# [Exercise data]
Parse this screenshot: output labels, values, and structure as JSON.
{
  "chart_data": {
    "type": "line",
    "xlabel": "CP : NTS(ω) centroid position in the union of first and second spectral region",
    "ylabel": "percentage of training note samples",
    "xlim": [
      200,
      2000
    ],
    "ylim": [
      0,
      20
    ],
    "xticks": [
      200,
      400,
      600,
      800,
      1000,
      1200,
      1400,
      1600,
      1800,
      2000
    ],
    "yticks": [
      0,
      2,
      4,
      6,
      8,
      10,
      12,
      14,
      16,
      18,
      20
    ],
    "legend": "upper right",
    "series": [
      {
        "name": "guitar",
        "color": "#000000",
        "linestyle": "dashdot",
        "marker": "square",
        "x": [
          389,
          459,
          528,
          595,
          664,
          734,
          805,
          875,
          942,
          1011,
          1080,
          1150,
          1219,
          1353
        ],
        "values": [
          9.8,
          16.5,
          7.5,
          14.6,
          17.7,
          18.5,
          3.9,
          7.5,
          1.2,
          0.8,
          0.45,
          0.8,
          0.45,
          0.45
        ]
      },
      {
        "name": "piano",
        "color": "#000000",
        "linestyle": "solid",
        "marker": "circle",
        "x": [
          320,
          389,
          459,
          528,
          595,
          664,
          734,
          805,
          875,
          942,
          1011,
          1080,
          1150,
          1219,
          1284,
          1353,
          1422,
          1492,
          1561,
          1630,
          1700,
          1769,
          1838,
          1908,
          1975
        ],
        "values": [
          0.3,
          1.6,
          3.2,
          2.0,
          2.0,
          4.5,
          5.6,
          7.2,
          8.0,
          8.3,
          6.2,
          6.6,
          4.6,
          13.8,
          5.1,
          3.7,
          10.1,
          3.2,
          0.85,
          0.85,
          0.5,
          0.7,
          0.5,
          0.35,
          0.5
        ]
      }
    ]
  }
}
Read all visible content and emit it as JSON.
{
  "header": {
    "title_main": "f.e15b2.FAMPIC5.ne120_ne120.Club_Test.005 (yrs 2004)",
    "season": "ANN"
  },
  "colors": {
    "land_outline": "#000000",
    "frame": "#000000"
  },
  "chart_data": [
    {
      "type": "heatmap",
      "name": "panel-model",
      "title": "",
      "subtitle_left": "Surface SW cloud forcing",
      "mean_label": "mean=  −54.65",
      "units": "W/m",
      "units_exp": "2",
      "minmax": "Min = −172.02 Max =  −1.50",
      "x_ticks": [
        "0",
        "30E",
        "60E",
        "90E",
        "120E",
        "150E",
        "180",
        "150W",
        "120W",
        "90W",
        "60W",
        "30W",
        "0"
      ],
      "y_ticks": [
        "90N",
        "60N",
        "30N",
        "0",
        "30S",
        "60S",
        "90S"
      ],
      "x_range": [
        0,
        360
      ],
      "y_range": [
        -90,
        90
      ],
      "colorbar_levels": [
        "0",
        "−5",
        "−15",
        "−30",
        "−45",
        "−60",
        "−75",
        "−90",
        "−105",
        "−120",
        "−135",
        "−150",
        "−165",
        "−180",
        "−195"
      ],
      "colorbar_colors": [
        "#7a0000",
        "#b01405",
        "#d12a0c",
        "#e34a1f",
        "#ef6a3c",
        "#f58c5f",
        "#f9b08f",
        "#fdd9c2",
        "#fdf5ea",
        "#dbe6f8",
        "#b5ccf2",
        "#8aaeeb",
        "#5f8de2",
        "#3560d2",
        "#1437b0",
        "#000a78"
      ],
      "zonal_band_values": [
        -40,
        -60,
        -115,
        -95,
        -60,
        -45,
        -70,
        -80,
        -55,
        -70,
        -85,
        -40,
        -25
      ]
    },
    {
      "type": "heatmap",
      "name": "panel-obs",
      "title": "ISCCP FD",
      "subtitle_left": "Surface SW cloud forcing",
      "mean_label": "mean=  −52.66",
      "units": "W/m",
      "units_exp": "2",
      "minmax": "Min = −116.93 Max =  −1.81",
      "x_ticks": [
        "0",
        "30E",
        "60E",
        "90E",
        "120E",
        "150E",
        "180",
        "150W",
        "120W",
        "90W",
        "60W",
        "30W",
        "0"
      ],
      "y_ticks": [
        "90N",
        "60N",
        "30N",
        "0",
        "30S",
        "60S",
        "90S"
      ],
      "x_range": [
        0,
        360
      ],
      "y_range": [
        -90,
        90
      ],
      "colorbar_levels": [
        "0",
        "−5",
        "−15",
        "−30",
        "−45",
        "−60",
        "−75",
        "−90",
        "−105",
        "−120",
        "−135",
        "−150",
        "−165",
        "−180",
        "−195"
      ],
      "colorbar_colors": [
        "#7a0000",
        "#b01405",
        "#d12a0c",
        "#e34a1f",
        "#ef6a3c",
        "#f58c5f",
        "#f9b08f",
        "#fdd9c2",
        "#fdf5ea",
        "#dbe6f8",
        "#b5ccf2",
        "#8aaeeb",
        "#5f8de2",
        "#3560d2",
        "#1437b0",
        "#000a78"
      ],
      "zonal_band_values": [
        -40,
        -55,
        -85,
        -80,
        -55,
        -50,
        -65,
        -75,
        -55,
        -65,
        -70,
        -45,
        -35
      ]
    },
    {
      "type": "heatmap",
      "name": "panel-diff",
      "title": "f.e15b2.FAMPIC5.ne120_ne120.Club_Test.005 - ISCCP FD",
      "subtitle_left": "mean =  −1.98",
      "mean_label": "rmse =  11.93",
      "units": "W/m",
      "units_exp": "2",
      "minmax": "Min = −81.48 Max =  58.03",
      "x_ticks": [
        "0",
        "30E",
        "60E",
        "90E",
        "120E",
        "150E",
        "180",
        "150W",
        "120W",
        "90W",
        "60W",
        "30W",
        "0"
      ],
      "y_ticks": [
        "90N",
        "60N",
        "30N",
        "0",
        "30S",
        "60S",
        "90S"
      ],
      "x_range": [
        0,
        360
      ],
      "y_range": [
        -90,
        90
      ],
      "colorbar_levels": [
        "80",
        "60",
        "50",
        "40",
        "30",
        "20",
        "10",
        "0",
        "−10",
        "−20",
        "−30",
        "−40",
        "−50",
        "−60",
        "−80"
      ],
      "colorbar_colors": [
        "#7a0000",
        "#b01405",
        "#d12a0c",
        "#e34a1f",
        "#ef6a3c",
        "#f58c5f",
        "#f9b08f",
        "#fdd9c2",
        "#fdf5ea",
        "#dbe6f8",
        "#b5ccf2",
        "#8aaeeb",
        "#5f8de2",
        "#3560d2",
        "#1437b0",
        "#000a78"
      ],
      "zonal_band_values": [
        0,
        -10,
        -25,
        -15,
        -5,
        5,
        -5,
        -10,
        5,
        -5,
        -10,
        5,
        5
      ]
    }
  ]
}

# [Written exercise]
Make an exact copy of all the data.

# [Exercise response]
Parse this screenshot: output labels, values, and structure as JSON.
{
  "chart_data": {
    "type": "line",
    "xlabel": "CP : NTS(ω) centroid position in the union of first and second spectral region",
    "ylabel": "percentage of training note samples",
    "xlim": [
      200,
      2000
    ],
    "ylim": [
      0,
      20
    ],
    "xticks": [
      200,
      400,
      600,
      800,
      1000,
      1200,
      1400,
      1600,
      1800,
      2000
    ],
    "yticks": [
      0,
      2,
      4,
      6,
      8,
      10,
      12,
      14,
      16,
      18,
      20
    ],
    "legend": "upper right",
    "series": [
      {
        "name": "guitar",
        "color": "#000000",
        "linestyle": "dashdot",
        "marker": "square",
        "x": [
          389,
          459,
          528,
          595,
          664,
          734,
          805,
          875,
          942,
          1011,
          1080,
          1150,
          1219,
          1353
        ],
        "values": [
          9.8,
          16.5,
          7.5,
          14.6,
          17.7,
          18.5,
          3.9,
          7.5,
          1.2,
          0.8,
          0.45,
          0.8,
          0.45,
          0.45
        ]
      },
      {
        "name": "piano",
        "color": "#000000",
        "linestyle": "solid",
        "marker": "circle",
        "x": [
          320,
          389,
          459,
          528,
          595,
          664,
          734,
          805,
          875,
          942,
          1011,
          1080,
          1150,
          1219,
          1284,
          1353,
          1422,
          1492,
          1561,
          1630,
          1700,
          1769,
          1838,
          1908,
          1975
        ],
        "values": [
          0.3,
          1.6,
          3.2,
          2.0,
          2.0,
          4.5,
          5.6,
          7.2,
          8.0,
          8.3,
          6.2,
          6.6,
          4.6,
          13.8,
          5.1,
          3.7,
          10.1,
          3.2,
          0.85,
          0.85,
          0.5,
          0.7,
          0.5,
          0.35,
          0.5
        ]
      }
    ]
  }
}
Read all visible content and emit it as JSON.
{
  "header": {
    "title_main": "f.e15b2.FAMPIC5.ne120_ne120.Club_Test.005 (yrs 2004)",
    "season": "ANN"
  },
  "colors": {
    "land_outline": "#000000",
    "frame": "#000000"
  },
  "chart_data": [
    {
      "type": "heatmap",
      "name": "panel-model",
      "title": "",
      "subtitle_left": "Surface SW cloud forcing",
      "mean_label": "mean=  −54.65",
      "units": "W/m",
      "units_exp": "2",
      "minmax": "Min = −172.02 Max =  −1.50",
      "x_ticks": [
        "0",
        "30E",
        "60E",
        "90E",
        "120E",
        "150E",
        "180",
        "150W",
        "120W",
        "90W",
        "60W",
        "30W",
        "0"
      ],
      "y_ticks": [
        "90N",
        "60N",
        "30N",
        "0",
        "30S",
        "60S",
        "90S"
      ],
      "x_range": [
        0,
        360
      ],
      "y_range": [
        -90,
        90
      ],
      "colorbar_levels": [
        "0",
        "−5",
        "−15",
        "−30",
        "−45",
        "−60",
        "−75",
        "−90",
        "−105",
        "−120",
        "−135",
        "−150",
        "−165",
        "−180",
        "−195"
      ],
      "colorbar_colors": [
        "#7a0000",
        "#b01405",
        "#d12a0c",
        "#e34a1f",
        "#ef6a3c",
        "#f58c5f",
        "#f9b08f",
        "#fdd9c2",
        "#fdf5ea",
        "#dbe6f8",
        "#b5ccf2",
        "#8aaeeb",
        "#5f8de2",
        "#3560d2",
        "#1437b0",
        "#000a78"
      ],
      "zonal_band_values": [
        -40,
        -60,
        -115,
        -95,
        -60,
        -45,
        -70,
        -80,
        -55,
        -70,
        -85,
        -40,
        -25
      ]
    },
    {
      "type": "heatmap",
      "name": "panel-obs",
      "title": "ISCCP FD",
      "subtitle_left": "Surface SW cloud forcing",
      "mean_label": "mean=  −52.66",
      "units": "W/m",
      "units_exp": "2",
      "minmax": "Min = −116.93 Max =  −1.81",
      "x_ticks": [
        "0",
        "30E",
        "60E",
        "90E",
        "120E",
        "150E",
        "180",
        "150W",
        "120W",
        "90W",
        "60W",
        "30W",
        "0"
      ],
      "y_ticks": [
        "90N",
        "60N",
        "30N",
        "0",
        "30S",
        "60S",
        "90S"
      ],
      "x_range": [
        0,
        360
      ],
      "y_range": [
        -90,
        90
      ],
      "colorbar_levels": [
        "0",
        "−5",
        "−15",
        "−30",
        "−45",
        "−60",
        "−75",
        "−90",
        "−105",
        "−120",
        "−135",
        "−150",
        "−165",
        "−180",
        "−195"
      ],
      "colorbar_colors": [
        "#7a0000",
        "#b01405",
        "#d12a0c",
        "#e34a1f",
        "#ef6a3c",
        "#f58c5f",
        "#f9b08f",
        "#fdd9c2",
        "#fdf5ea",
        "#dbe6f8",
        "#b5ccf2",
        "#8aaeeb",
        "#5f8de2",
        "#3560d2",
        "#1437b0",
        "#000a78"
      ],
      "zonal_band_values": [
        -40,
        -55,
        -85,
        -80,
        -55,
        -50,
        -65,
        -75,
        -55,
        -65,
        -70,
        -45,
        -35
      ]
    },
    {
      "type": "heatmap",
      "name": "panel-diff",
      "title": "f.e15b2.FAMPIC5.ne120_ne120.Club_Test.005 - ISCCP FD",
      "subtitle_left": "mean =  −1.98",
      "mean_label": "rmse =  11.93",
      "units": "W/m",
      "units_exp": "2",
      "minmax": "Min = −81.48 Max =  58.03",
      "x_ticks": [
        "0",
        "30E",
        "60E",
        "90E",
        "120E",
        "150E",
        "180",
        "150W",
        "120W",
        "90W",
        "60W",
        "30W",
        "0"
      ],
      "y_ticks": [
        "90N",
        "60N",
        "30N",
        "0",
        "30S",
        "60S",
        "90S"
      ],
      "x_range": [
        0,
        360
      ],
      "y_range": [
        -90,
        90
      ],
      "colorbar_levels": [
        "80",
        "60",
        "50",
        "40",
        "30",
        "20",
        "10",
        "0",
        "−10",
        "−20",
        "−30",
        "−40",
        "−50",
        "−60",
        "−80"
      ],
      "colorbar_colors": [
        "#7a0000",
        "#b01405",
        "#d12a0c",
        "#e34a1f",
        "#ef6a3c",
        "#f58c5f",
        "#f9b08f",
        "#fdd9c2",
        "#fdf5ea",
        "#dbe6f8",
        "#b5ccf2",
        "#8aaeeb",
        "#5f8de2",
        "#3560d2",
        "#1437b0",
        "#000a78"
      ],
      "zonal_band_values": [
        0,
        -10,
        -25,
        -15,
        -5,
        5,
        -5,
        -10,
        5,
        -5,
        -10,
        5,
        5
      ]
    }
  ]
}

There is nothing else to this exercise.